*INSTRUCTION*
Scan the lines below for the word "organist". Copy each line you find it in.
#### SUPPLIED DATA
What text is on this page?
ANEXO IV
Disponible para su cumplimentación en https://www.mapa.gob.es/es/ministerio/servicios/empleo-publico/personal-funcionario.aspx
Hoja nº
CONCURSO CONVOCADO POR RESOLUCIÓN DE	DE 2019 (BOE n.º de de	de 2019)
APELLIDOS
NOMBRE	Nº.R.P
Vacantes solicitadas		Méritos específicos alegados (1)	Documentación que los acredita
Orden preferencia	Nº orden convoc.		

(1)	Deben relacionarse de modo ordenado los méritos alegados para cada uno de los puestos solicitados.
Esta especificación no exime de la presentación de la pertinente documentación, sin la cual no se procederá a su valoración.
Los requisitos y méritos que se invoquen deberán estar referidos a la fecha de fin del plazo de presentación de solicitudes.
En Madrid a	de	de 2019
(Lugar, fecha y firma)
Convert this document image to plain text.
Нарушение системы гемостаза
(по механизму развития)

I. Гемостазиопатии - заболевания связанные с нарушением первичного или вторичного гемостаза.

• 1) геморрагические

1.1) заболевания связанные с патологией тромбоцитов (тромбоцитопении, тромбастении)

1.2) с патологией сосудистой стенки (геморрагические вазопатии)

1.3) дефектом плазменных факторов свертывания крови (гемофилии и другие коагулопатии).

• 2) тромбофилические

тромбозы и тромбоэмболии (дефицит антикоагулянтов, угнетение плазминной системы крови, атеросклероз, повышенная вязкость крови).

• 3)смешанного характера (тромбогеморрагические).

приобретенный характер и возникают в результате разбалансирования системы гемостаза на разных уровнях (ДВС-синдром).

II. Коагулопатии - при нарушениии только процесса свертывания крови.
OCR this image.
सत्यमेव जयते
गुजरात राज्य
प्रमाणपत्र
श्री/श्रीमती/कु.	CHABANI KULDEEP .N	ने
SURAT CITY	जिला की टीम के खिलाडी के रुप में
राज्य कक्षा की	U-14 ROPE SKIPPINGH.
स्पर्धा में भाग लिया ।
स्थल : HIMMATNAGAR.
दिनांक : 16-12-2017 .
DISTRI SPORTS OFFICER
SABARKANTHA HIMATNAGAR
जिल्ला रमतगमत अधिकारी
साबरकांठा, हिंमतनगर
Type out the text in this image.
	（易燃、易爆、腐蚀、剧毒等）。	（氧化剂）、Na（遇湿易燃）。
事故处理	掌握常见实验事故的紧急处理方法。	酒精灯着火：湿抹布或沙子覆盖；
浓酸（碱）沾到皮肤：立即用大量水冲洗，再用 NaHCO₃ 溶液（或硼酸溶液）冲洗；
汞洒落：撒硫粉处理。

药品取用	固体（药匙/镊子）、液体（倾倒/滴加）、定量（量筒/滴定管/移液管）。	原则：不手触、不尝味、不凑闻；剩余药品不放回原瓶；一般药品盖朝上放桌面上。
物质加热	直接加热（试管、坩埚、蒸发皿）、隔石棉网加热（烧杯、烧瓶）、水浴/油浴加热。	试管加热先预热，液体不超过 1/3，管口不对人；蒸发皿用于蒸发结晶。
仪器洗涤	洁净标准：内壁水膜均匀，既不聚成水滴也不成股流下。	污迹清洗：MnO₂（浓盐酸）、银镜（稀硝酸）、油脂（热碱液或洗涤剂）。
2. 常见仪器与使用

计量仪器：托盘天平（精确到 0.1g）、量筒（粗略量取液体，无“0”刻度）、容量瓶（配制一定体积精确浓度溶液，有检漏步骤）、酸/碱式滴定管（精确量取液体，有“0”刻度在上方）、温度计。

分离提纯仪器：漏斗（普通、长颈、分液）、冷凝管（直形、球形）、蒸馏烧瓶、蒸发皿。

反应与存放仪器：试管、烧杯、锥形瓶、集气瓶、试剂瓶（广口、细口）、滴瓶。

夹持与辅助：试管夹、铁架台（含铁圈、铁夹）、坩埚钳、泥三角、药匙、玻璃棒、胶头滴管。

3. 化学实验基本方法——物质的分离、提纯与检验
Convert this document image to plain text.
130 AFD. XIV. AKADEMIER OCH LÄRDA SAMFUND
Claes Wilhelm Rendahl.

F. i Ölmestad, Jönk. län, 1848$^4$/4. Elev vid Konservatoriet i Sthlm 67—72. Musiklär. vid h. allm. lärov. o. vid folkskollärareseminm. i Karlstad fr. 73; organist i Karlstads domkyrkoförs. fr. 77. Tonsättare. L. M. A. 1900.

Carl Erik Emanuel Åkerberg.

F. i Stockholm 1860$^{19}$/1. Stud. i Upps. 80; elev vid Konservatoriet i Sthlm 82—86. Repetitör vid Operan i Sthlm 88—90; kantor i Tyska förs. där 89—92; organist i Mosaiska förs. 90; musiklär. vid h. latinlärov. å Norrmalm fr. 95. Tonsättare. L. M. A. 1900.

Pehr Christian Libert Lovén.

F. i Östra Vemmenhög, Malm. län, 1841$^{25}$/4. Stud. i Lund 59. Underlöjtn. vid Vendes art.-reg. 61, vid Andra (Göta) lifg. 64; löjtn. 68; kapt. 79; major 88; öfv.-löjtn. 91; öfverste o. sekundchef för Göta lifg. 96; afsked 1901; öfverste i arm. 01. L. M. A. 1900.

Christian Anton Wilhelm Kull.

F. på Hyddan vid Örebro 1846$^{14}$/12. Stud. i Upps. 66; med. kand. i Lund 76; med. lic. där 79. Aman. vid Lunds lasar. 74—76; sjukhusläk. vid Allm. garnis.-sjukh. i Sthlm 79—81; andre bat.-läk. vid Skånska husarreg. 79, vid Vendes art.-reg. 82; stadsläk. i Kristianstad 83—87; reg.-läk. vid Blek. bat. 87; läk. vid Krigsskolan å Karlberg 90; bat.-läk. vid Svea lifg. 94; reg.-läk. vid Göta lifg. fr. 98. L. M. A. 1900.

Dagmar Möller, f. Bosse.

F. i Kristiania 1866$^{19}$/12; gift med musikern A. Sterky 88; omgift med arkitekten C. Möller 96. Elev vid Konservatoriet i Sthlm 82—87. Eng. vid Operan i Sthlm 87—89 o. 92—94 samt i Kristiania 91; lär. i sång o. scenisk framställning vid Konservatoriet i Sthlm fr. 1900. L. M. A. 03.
########
*RIGHT ANSWER*
F. i Ölmestad, Jönk. län, 1848$^4$/4. Elev vid Konservatoriet i Sthlm 67—72. Musiklär. vid h. allm. lärov. o. vid folkskollärareseminm. i Karlstad fr. 73; organist i Karlstads domkyrkoförs. fr. 77. Tonsättare. L. M. A. 1900.
F. i Stockholm 1860$^{19}$/1. Stud. i Upps. 80; elev vid Konservatoriet i Sthlm 82—86. Repetitör vid Operan i Sthlm 88—90; kantor i Tyska förs. där 89—92; organist i Mosaiska förs. 90; musiklär. vid h. latinlärov. å Norrmalm fr. 95. Tonsättare. L. M. A. 1900.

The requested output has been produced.